*WHAT IS ASKED*.
Provide only the number of lines in the listing that contain the string "утилизаторов".

-------- PROVIDED ENTRIES

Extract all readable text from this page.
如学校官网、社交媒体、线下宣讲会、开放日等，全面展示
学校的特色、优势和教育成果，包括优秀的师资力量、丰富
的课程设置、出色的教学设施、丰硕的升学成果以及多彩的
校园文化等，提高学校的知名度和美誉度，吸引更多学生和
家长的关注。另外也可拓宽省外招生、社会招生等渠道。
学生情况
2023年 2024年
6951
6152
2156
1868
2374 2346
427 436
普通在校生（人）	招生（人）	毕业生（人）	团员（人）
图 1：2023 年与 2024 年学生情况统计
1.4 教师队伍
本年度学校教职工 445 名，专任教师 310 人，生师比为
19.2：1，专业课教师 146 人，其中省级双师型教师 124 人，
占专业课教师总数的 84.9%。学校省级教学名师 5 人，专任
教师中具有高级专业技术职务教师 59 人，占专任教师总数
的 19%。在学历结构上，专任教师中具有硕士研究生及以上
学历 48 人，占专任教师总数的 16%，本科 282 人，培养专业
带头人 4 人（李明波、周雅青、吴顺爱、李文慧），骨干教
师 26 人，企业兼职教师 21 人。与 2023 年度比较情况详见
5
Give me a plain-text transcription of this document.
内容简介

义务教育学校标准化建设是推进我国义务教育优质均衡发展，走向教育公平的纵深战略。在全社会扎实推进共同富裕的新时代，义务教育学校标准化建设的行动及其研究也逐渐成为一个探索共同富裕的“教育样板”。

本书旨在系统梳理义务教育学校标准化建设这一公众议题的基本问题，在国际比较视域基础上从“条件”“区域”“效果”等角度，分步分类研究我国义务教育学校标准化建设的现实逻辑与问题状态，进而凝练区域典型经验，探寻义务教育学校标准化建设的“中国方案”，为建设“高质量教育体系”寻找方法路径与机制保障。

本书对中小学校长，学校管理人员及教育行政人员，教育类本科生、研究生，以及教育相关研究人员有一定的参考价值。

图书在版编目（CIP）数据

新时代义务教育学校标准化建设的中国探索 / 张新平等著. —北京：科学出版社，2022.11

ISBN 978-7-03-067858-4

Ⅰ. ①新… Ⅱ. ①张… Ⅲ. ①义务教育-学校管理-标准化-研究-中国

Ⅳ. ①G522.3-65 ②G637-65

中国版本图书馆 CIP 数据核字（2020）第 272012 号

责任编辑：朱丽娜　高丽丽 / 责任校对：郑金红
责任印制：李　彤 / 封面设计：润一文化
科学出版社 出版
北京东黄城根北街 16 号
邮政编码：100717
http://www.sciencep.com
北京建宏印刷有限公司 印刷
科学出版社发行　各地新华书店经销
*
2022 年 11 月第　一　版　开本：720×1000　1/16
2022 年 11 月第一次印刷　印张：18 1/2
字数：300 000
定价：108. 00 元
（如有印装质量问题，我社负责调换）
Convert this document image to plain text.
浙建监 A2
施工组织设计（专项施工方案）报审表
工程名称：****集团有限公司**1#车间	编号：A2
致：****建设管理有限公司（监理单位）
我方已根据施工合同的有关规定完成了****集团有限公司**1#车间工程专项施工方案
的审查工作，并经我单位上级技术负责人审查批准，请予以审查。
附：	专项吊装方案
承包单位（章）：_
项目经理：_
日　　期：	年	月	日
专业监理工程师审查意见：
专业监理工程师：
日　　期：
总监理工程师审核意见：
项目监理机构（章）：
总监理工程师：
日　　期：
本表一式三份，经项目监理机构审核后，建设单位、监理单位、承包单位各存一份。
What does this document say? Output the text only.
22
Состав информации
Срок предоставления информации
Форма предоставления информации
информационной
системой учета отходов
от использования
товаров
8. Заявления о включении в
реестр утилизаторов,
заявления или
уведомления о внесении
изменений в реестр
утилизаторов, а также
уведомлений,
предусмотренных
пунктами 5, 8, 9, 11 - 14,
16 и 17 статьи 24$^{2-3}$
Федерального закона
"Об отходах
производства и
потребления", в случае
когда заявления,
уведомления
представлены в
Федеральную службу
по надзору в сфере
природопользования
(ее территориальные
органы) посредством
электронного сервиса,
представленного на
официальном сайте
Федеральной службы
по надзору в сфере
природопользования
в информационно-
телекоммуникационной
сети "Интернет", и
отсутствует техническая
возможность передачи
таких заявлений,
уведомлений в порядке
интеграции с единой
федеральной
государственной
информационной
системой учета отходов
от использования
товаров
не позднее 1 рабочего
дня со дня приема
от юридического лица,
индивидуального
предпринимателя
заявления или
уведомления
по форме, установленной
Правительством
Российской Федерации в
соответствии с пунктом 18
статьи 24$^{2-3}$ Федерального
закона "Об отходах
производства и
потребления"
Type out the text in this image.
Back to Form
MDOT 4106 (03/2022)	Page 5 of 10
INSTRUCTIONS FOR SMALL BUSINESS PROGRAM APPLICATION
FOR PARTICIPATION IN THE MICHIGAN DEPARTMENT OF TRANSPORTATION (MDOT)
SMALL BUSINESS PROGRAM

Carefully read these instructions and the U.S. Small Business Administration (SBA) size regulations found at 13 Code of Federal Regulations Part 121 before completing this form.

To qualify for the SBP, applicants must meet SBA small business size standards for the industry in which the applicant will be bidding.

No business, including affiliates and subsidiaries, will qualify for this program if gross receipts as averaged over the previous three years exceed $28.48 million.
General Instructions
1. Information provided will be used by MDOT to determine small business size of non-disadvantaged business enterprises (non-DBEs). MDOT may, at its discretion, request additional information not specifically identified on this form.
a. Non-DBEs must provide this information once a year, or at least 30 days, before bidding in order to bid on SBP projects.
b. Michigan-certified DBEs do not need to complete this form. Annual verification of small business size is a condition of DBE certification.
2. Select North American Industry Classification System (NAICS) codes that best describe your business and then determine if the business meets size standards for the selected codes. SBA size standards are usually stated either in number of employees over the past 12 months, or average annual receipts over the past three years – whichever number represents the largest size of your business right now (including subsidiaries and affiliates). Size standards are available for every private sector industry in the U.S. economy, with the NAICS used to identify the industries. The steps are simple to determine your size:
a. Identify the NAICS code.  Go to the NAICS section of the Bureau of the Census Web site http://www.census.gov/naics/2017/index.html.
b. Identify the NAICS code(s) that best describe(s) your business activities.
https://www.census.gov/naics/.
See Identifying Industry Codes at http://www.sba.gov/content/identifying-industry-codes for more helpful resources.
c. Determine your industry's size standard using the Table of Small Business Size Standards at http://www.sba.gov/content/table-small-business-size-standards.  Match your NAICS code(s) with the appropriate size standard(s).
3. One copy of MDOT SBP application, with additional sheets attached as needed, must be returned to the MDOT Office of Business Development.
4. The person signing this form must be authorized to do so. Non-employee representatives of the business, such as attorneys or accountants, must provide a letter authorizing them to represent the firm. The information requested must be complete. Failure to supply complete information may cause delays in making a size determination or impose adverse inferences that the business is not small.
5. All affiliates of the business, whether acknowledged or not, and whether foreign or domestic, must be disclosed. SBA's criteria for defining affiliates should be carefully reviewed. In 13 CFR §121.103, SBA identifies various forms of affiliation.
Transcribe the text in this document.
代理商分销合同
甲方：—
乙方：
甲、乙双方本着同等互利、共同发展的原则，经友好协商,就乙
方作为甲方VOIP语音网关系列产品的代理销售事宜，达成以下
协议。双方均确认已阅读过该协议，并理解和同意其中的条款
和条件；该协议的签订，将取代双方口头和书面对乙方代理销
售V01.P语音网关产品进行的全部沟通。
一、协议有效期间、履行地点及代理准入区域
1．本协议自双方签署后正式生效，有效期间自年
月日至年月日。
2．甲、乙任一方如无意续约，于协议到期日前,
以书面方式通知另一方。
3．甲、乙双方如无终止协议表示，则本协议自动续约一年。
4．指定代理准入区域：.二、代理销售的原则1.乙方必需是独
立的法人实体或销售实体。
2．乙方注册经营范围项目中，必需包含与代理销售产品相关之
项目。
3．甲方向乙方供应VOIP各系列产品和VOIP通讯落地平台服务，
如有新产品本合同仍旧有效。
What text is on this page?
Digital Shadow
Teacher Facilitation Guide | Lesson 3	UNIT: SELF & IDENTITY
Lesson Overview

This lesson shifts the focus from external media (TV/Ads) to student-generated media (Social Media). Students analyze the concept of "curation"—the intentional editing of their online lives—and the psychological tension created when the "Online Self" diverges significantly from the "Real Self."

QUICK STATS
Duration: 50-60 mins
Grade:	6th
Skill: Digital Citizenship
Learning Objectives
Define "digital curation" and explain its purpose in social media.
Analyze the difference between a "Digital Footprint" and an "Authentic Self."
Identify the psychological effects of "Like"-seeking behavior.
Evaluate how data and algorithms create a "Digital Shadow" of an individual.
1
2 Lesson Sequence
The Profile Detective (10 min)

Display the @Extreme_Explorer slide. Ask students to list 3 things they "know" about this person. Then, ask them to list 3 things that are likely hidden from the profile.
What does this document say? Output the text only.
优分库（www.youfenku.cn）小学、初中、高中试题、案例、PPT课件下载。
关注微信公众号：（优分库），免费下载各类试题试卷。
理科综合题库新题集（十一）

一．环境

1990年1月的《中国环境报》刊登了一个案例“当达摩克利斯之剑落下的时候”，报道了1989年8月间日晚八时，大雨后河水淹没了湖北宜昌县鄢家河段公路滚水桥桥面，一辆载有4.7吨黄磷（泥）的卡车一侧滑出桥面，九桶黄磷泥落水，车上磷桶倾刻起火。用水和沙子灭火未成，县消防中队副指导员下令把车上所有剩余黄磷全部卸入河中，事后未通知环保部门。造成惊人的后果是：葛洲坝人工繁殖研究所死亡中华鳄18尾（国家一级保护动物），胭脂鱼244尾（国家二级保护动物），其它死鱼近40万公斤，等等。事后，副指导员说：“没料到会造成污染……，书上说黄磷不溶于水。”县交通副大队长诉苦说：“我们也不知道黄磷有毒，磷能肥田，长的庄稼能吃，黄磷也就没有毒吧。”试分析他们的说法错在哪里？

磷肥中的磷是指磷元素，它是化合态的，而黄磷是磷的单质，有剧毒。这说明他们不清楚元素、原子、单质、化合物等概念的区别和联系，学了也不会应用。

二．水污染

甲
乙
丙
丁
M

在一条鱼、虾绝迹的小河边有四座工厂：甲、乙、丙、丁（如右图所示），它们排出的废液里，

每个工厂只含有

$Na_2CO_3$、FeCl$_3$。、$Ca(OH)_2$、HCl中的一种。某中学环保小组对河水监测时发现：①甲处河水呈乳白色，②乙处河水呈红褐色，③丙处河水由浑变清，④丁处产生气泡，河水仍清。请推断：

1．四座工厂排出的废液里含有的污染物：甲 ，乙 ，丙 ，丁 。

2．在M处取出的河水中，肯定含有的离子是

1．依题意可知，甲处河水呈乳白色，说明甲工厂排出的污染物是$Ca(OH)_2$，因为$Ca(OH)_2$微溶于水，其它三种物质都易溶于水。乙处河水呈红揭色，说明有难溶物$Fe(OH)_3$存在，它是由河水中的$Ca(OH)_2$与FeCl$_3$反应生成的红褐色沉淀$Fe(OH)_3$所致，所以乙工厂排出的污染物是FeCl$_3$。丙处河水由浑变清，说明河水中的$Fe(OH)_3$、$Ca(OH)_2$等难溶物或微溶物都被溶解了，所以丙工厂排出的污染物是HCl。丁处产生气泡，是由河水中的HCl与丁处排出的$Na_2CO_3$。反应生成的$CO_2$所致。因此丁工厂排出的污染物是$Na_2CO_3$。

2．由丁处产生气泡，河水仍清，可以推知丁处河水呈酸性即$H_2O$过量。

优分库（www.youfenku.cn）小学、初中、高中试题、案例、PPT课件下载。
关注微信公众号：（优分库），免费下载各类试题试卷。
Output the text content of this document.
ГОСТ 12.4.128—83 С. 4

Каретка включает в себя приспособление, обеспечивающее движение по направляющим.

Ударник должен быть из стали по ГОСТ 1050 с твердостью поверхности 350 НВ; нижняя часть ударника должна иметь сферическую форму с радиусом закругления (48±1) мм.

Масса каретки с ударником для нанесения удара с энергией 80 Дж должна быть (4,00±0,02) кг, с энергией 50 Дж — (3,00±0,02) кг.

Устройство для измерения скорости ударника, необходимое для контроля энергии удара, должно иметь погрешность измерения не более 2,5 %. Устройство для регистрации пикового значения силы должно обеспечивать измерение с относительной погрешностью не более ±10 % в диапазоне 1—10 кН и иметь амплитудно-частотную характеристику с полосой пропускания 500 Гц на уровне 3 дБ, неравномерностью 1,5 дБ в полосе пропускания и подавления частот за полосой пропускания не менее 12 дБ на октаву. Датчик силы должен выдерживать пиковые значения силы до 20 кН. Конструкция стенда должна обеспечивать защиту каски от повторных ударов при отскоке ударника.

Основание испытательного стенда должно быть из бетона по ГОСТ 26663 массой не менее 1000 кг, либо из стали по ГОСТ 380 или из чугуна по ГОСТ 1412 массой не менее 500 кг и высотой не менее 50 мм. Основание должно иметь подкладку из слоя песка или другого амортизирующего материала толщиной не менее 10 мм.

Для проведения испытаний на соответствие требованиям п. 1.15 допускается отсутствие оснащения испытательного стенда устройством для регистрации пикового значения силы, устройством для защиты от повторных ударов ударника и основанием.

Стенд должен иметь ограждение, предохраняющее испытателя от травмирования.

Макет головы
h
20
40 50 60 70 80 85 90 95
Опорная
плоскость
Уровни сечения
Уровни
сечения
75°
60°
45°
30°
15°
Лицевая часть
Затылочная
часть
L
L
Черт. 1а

----------------

*REPLY*.
2